* **STATED EXERCISE**: Set down every entry again word for word, please, but skip the pictures.

[Data extracted from a collection]
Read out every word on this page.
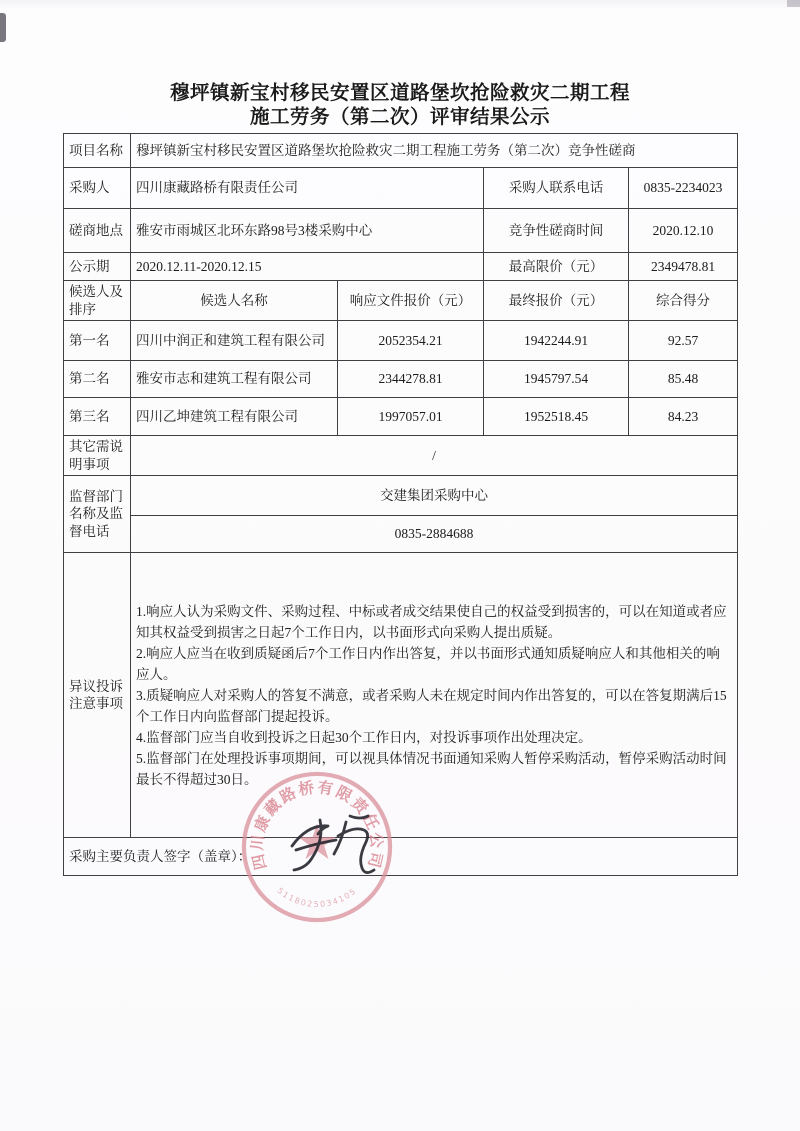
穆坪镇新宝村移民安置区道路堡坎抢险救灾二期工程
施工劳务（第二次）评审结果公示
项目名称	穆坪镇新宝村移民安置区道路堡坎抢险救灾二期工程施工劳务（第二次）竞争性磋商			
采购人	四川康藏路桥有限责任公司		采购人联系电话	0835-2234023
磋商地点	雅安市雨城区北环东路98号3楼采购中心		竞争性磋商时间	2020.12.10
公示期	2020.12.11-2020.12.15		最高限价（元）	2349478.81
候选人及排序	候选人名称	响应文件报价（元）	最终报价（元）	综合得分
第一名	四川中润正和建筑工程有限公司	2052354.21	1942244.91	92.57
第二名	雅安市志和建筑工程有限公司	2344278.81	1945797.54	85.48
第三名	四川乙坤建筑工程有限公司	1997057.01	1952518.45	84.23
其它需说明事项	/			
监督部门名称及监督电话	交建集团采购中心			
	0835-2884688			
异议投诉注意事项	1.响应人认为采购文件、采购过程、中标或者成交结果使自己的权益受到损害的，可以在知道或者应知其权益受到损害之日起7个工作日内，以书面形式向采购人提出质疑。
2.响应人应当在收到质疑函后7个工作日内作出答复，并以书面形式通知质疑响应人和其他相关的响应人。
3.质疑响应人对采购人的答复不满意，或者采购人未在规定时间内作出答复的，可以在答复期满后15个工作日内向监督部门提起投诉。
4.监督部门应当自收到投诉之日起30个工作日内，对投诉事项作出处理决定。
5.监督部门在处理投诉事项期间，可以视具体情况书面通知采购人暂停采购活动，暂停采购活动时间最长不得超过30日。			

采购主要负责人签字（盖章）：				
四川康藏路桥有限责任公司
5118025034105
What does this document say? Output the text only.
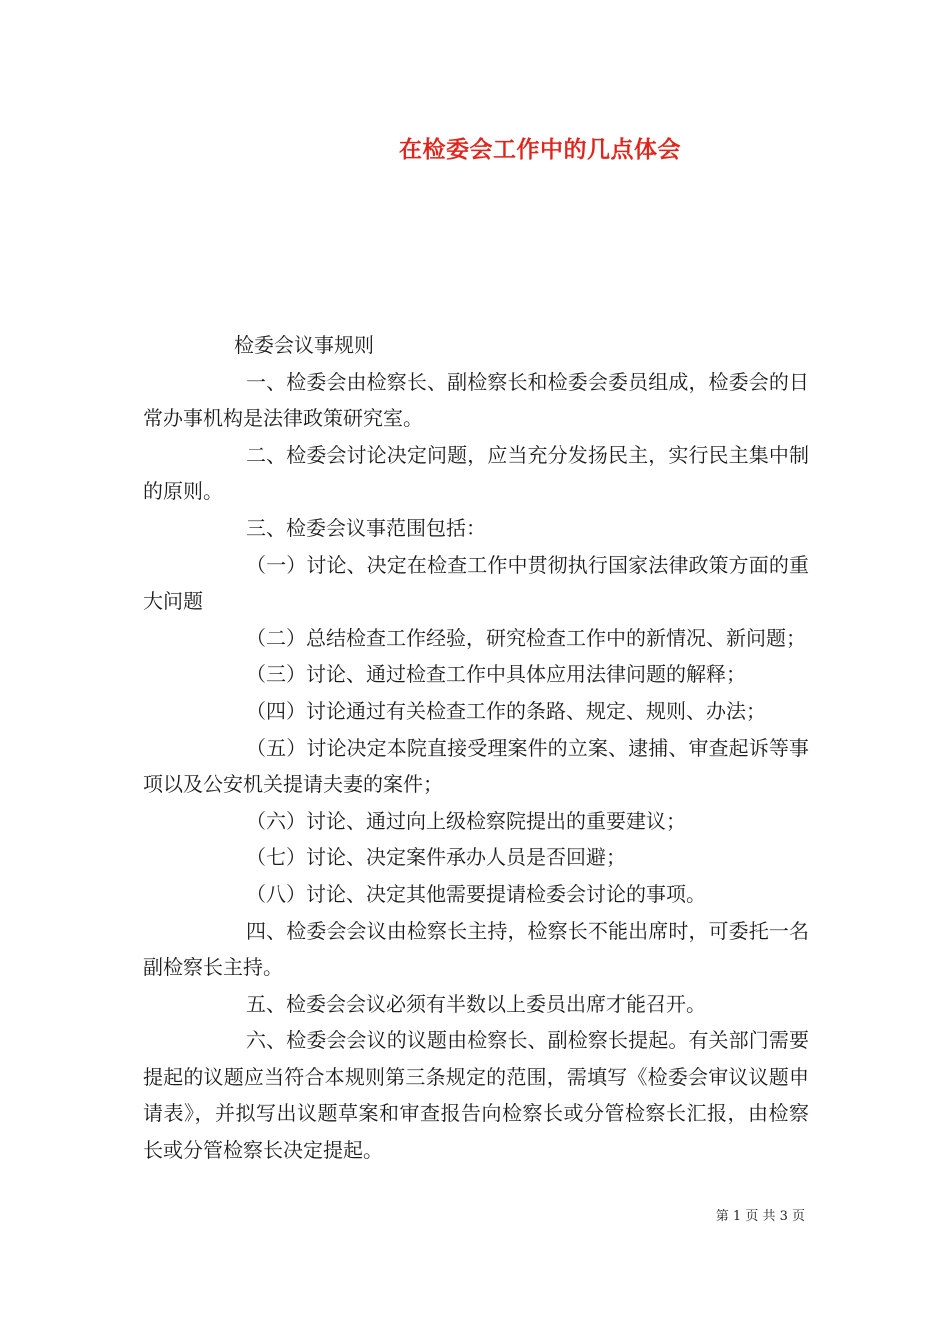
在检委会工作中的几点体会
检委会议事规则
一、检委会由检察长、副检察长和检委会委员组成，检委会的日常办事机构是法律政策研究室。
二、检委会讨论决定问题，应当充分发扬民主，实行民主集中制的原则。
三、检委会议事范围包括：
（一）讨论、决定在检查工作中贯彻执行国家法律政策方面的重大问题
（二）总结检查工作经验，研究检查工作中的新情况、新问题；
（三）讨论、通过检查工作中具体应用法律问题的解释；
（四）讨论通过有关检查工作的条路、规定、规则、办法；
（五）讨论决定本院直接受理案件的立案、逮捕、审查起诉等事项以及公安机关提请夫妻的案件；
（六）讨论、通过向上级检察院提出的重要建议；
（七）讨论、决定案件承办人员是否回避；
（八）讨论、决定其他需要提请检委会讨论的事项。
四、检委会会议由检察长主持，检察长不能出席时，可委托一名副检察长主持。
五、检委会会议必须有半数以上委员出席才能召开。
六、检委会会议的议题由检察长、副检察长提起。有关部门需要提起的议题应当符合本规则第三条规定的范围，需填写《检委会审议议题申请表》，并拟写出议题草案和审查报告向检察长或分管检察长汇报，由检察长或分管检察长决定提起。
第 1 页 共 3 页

* **ANSWER TO THIS PROBLEM**:
Read out every word on this page.
穆坪镇新宝村移民安置区道路堡坎抢险救灾二期工程
施工劳务（第二次）评审结果公示
项目名称	穆坪镇新宝村移民安置区道路堡坎抢险救灾二期工程施工劳务（第二次）竞争性磋商			
采购人	四川康藏路桥有限责任公司		采购人联系电话	0835-2234023
磋商地点	雅安市雨城区北环东路98号3楼采购中心		竞争性磋商时间	2020.12.10
公示期	2020.12.11-2020.12.15		最高限价（元）	2349478.81
候选人及排序	候选人名称	响应文件报价（元）	最终报价（元）	综合得分
第一名	四川中润正和建筑工程有限公司	2052354.21	1942244.91	92.57
第二名	雅安市志和建筑工程有限公司	2344278.81	1945797.54	85.48
第三名	四川乙坤建筑工程有限公司	1997057.01	1952518.45	84.23
其它需说明事项	/			
监督部门名称及监督电话	交建集团采购中心			
	0835-2884688			
异议投诉注意事项	1.响应人认为采购文件、采购过程、中标或者成交结果使自己的权益受到损害的，可以在知道或者应知其权益受到损害之日起7个工作日内，以书面形式向采购人提出质疑。
2.响应人应当在收到质疑函后7个工作日内作出答复，并以书面形式通知质疑响应人和其他相关的响应人。
3.质疑响应人对采购人的答复不满意，或者采购人未在规定时间内作出答复的，可以在答复期满后15个工作日内向监督部门提起投诉。
4.监督部门应当自收到投诉之日起30个工作日内，对投诉事项作出处理决定。
5.监督部门在处理投诉事项期间，可以视具体情况书面通知采购人暂停采购活动，暂停采购活动时间最长不得超过30日。			

采购主要负责人签字（盖章）：				
四川康藏路桥有限责任公司
5118025034105
What does this document say? Output the text only.
在检委会工作中的几点体会
检委会议事规则
一、检委会由检察长、副检察长和检委会委员组成，检委会的日常办事机构是法律政策研究室。
二、检委会讨论决定问题，应当充分发扬民主，实行民主集中制的原则。
三、检委会议事范围包括：
（一）讨论、决定在检查工作中贯彻执行国家法律政策方面的重大问题
（二）总结检查工作经验，研究检查工作中的新情况、新问题；
（三）讨论、通过检查工作中具体应用法律问题的解释；
（四）讨论通过有关检查工作的条路、规定、规则、办法；
（五）讨论决定本院直接受理案件的立案、逮捕、审查起诉等事项以及公安机关提请夫妻的案件；
（六）讨论、通过向上级检察院提出的重要建议；
（七）讨论、决定案件承办人员是否回避；
（八）讨论、决定其他需要提请检委会讨论的事项。
四、检委会会议由检察长主持，检察长不能出席时，可委托一名副检察长主持。
五、检委会会议必须有半数以上委员出席才能召开。
六、检委会会议的议题由检察长、副检察长提起。有关部门需要提起的议题应当符合本规则第三条规定的范围，需填写《检委会审议议题申请表》，并拟写出议题草案和审查报告向检察长或分管检察长汇报，由检察长或分管检察长决定提起。
第 1 页 共 3 页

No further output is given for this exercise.